Write out the full listing exactly as given, minus the images.

DATASET EXCERPTS:
_ _ _ _

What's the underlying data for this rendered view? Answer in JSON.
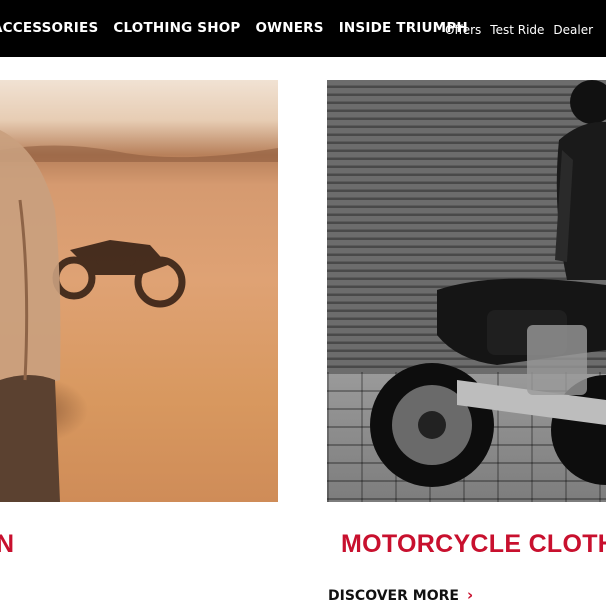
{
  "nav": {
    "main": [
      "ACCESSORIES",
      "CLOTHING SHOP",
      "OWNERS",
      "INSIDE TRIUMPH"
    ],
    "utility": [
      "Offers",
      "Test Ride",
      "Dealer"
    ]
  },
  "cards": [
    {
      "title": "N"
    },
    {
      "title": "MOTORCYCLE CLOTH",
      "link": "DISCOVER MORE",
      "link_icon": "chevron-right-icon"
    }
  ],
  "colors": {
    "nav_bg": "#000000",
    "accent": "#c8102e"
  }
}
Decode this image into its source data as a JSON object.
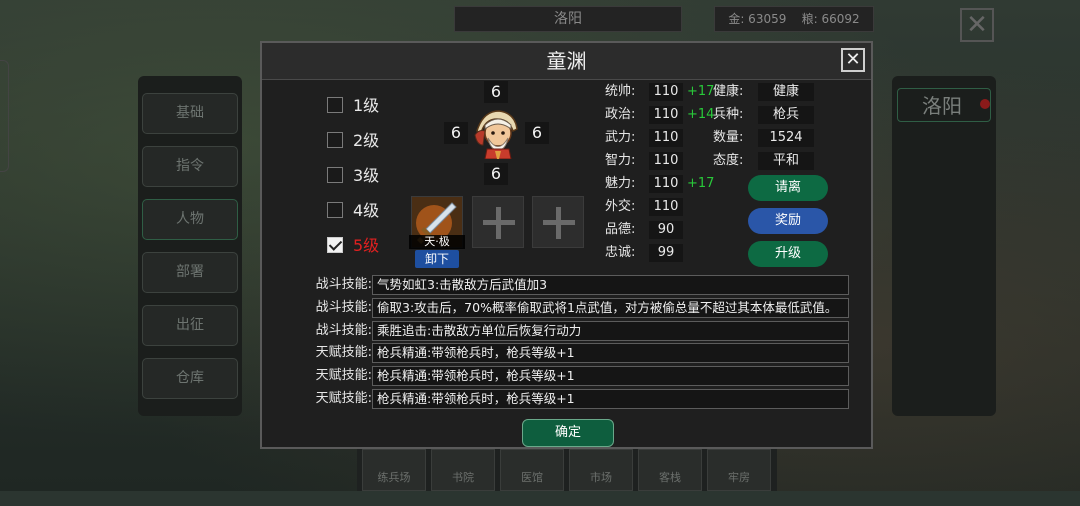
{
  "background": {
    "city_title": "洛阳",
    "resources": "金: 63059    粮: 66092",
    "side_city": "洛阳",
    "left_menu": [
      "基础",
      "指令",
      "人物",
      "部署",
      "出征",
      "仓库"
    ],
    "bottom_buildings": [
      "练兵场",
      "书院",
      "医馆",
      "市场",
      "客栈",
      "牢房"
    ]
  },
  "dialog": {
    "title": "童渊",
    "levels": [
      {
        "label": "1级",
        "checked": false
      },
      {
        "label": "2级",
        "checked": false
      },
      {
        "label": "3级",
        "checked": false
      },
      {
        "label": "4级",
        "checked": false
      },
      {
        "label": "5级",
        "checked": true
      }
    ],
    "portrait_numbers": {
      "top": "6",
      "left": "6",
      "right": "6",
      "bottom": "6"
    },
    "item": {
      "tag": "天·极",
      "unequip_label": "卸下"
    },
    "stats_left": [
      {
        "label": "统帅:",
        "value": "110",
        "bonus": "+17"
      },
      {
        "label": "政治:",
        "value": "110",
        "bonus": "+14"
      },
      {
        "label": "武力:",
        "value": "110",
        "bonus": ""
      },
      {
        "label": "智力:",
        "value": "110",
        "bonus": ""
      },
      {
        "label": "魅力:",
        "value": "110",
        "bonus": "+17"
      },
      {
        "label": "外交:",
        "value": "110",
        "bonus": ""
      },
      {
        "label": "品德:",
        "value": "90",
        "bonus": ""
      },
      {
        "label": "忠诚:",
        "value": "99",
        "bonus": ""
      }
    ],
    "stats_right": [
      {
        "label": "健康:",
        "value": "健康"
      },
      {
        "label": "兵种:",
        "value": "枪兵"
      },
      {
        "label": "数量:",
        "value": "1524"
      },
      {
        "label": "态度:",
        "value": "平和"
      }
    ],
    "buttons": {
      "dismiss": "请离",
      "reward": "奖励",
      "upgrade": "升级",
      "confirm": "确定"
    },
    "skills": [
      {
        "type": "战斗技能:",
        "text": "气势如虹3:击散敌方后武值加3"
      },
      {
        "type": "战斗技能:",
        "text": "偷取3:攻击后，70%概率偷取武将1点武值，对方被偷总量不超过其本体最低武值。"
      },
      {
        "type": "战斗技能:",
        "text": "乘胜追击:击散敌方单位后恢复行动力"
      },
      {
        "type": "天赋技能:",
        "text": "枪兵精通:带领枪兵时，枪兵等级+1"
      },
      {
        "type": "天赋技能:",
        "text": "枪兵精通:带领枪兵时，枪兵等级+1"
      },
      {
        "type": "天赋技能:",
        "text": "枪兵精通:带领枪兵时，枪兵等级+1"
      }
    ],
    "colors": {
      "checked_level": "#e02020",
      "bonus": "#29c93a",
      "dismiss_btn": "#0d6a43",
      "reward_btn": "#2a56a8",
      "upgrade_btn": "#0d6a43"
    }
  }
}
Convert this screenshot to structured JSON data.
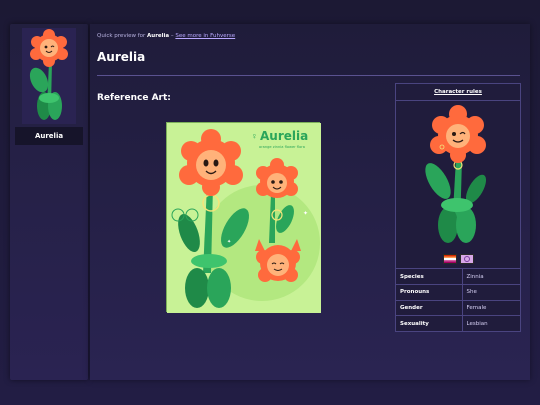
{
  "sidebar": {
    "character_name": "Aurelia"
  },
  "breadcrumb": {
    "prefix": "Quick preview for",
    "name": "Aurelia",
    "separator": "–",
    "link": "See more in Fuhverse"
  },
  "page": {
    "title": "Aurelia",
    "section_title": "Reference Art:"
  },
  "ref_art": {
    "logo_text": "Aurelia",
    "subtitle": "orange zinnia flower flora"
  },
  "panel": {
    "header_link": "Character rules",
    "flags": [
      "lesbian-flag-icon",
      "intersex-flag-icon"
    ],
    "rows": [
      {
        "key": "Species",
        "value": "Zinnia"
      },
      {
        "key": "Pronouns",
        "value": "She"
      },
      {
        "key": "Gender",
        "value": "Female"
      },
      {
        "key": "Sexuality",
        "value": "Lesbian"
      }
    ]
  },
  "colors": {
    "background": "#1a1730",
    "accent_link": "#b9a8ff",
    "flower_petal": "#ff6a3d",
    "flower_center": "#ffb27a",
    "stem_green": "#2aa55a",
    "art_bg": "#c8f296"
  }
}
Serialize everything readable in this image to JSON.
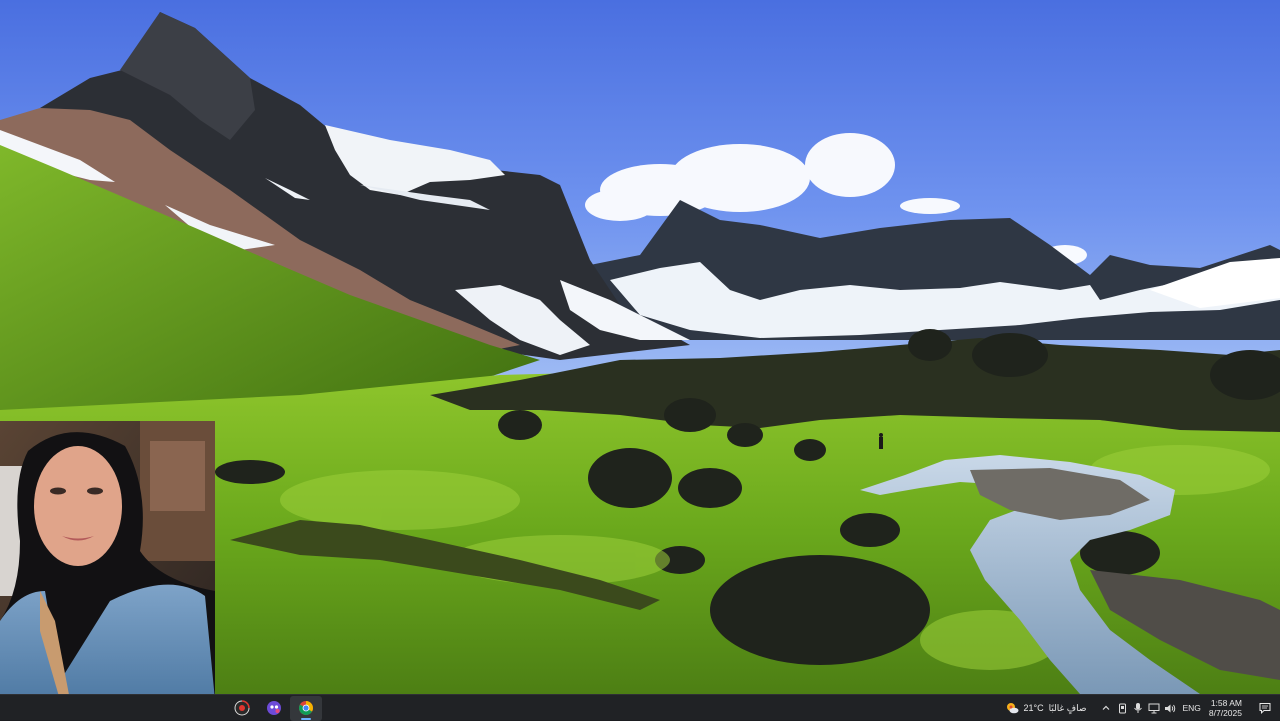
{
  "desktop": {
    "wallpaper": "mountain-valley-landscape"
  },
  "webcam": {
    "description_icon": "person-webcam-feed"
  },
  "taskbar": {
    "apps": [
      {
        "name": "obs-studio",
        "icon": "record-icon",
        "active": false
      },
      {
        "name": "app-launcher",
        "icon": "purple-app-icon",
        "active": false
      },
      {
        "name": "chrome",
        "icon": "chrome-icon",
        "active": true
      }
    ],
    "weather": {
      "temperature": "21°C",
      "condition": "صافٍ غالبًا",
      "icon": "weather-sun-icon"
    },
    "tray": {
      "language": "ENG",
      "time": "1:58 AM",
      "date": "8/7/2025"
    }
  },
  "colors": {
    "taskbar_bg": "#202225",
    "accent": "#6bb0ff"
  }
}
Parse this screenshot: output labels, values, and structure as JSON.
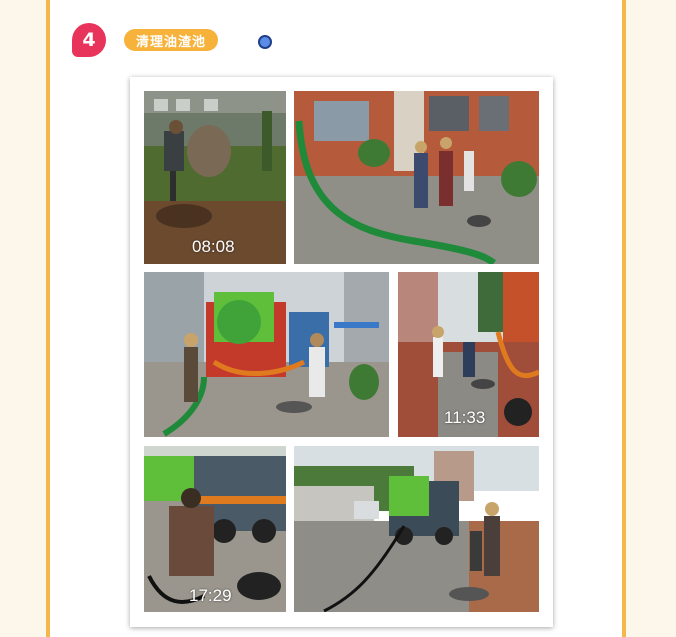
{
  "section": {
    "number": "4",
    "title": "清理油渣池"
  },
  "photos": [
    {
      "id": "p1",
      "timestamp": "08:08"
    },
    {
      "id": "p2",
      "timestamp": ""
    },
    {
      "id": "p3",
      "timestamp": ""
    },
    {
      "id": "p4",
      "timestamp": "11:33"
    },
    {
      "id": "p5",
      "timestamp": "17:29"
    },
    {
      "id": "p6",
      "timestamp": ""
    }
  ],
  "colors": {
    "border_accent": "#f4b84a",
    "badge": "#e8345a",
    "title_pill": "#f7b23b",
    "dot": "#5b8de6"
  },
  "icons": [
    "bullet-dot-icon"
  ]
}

_ _ _ _

EXERCISE ANSWER:
What's the underlying data for this rendered view? Answer in JSON.
{
  "nav": {
    "main": [
      "ACCESSORIES",
      "CLOTHING SHOP",
      "OWNERS",
      "INSIDE TRIUMPH"
    ],
    "utility": [
      "Offers",
      "Test Ride",
      "Dealer"
    ]
  },
  "cards": [
    {
      "title": "N"
    },
    {
      "title": "MOTORCYCLE CLOTH",
      "link": "DISCOVER MORE",
      "link_icon": "chevron-right-icon"
    }
  ],
  "colors": {
    "nav_bg": "#000000",
    "accent": "#c8102e"
  }
}
Decode this image into its source data as a JSON object.
{
  "background": {
    "city_title": "洛阳",
    "resources": "金: 63059    粮: 66092",
    "side_city": "洛阳",
    "left_menu": [
      "基础",
      "指令",
      "人物",
      "部署",
      "出征",
      "仓库"
    ],
    "bottom_buildings": [
      "练兵场",
      "书院",
      "医馆",
      "市场",
      "客栈",
      "牢房"
    ]
  },
  "dialog": {
    "title": "童渊",
    "levels": [
      {
        "label": "1级",
        "checked": false
      },
      {
        "label": "2级",
        "checked": false
      },
      {
        "label": "3级",
        "checked": false
      },
      {
        "label": "4级",
        "checked": false
      },
      {
        "label": "5级",
        "checked": true
      }
    ],
    "portrait_numbers": {
      "top": "6",
      "left": "6",
      "right": "6",
      "bottom": "6"
    },
    "item": {
      "tag": "天·极",
      "unequip_label": "卸下"
    },
    "stats_left": [
      {
        "label": "统帅:",
        "value": "110",
        "bonus": "+17"
      },
      {
        "label": "政治:",
        "value": "110",
        "bonus": "+14"
      },
      {
        "label": "武力:",
        "value": "110",
        "bonus": ""
      },
      {
        "label": "智力:",
        "value": "110",
        "bonus": ""
      },
      {
        "label": "魅力:",
        "value": "110",
        "bonus": "+17"
      },
      {
        "label": "外交:",
        "value": "110",
        "bonus": ""
      },
      {
        "label": "品德:",
        "value": "90",
        "bonus": ""
      },
      {
        "label": "忠诚:",
        "value": "99",
        "bonus": ""
      }
    ],
    "stats_right": [
      {
        "label": "健康:",
        "value": "健康"
      },
      {
        "label": "兵种:",
        "value": "枪兵"
      },
      {
        "label": "数量:",
        "value": "1524"
      },
      {
        "label": "态度:",
        "value": "平和"
      }
    ],
    "buttons": {
      "dismiss": "请离",
      "reward": "奖励",
      "upgrade": "升级",
      "confirm": "确定"
    },
    "skills": [
      {
        "type": "战斗技能:",
        "text": "气势如虹3:击散敌方后武值加3"
      },
      {
        "type": "战斗技能:",
        "text": "偷取3:攻击后，70%概率偷取武将1点武值，对方被偷总量不超过其本体最低武值。"
      },
      {
        "type": "战斗技能:",
        "text": "乘胜追击:击散敌方单位后恢复行动力"
      },
      {
        "type": "天赋技能:",
        "text": "枪兵精通:带领枪兵时，枪兵等级+1"
      },
      {
        "type": "天赋技能:",
        "text": "枪兵精通:带领枪兵时，枪兵等级+1"
      },
      {
        "type": "天赋技能:",
        "text": "枪兵精通:带领枪兵时，枪兵等级+1"
      }
    ],
    "colors": {
      "checked_level": "#e02020",
      "bonus": "#29c93a",
      "dismiss_btn": "#0d6a43",
      "reward_btn": "#2a56a8",
      "upgrade_btn": "#0d6a43"
    }
  }
}
Convert this screenshot to structured JSON data.
{
  "sidebar": {
    "character_name": "Aurelia"
  },
  "breadcrumb": {
    "prefix": "Quick preview for",
    "name": "Aurelia",
    "separator": "–",
    "link": "See more in Fuhverse"
  },
  "page": {
    "title": "Aurelia",
    "section_title": "Reference Art:"
  },
  "ref_art": {
    "logo_text": "Aurelia",
    "subtitle": "orange zinnia flower flora"
  },
  "panel": {
    "header_link": "Character rules",
    "flags": [
      "lesbian-flag-icon",
      "intersex-flag-icon"
    ],
    "rows": [
      {
        "key": "Species",
        "value": "Zinnia"
      },
      {
        "key": "Pronouns",
        "value": "She"
      },
      {
        "key": "Gender",
        "value": "Female"
      },
      {
        "key": "Sexuality",
        "value": "Lesbian"
      }
    ]
  },
  "colors": {
    "background": "#1a1730",
    "accent_link": "#b9a8ff",
    "flower_petal": "#ff6a3d",
    "flower_center": "#ffb27a",
    "stem_green": "#2aa55a",
    "art_bg": "#c8f296"
  }
}
Serialize everything readable in this image to JSON.
{
  "desktop": {
    "wallpaper": "mountain-valley-landscape"
  },
  "webcam": {
    "description_icon": "person-webcam-feed"
  },
  "taskbar": {
    "apps": [
      {
        "name": "obs-studio",
        "icon": "record-icon",
        "active": false
      },
      {
        "name": "app-launcher",
        "icon": "purple-app-icon",
        "active": false
      },
      {
        "name": "chrome",
        "icon": "chrome-icon",
        "active": true
      }
    ],
    "weather": {
      "temperature": "21°C",
      "condition": "صافٍ غالبًا",
      "icon": "weather-sun-icon"
    },
    "tray": {
      "language": "ENG",
      "time": "1:58 AM",
      "date": "8/7/2025"
    }
  },
  "colors": {
    "taskbar_bg": "#202225",
    "accent": "#6bb0ff"
  }
}
Parse this screenshot: output labels, values, and structure as JSON.
{
  "section": {
    "number": "4",
    "title": "清理油渣池"
  },
  "photos": [
    {
      "id": "p1",
      "timestamp": "08:08"
    },
    {
      "id": "p2",
      "timestamp": ""
    },
    {
      "id": "p3",
      "timestamp": ""
    },
    {
      "id": "p4",
      "timestamp": "11:33"
    },
    {
      "id": "p5",
      "timestamp": "17:29"
    },
    {
      "id": "p6",
      "timestamp": ""
    }
  ],
  "colors": {
    "border_accent": "#f4b84a",
    "badge": "#e8345a",
    "title_pill": "#f7b23b",
    "dot": "#5b8de6"
  },
  "icons": [
    "bullet-dot-icon"
  ]
}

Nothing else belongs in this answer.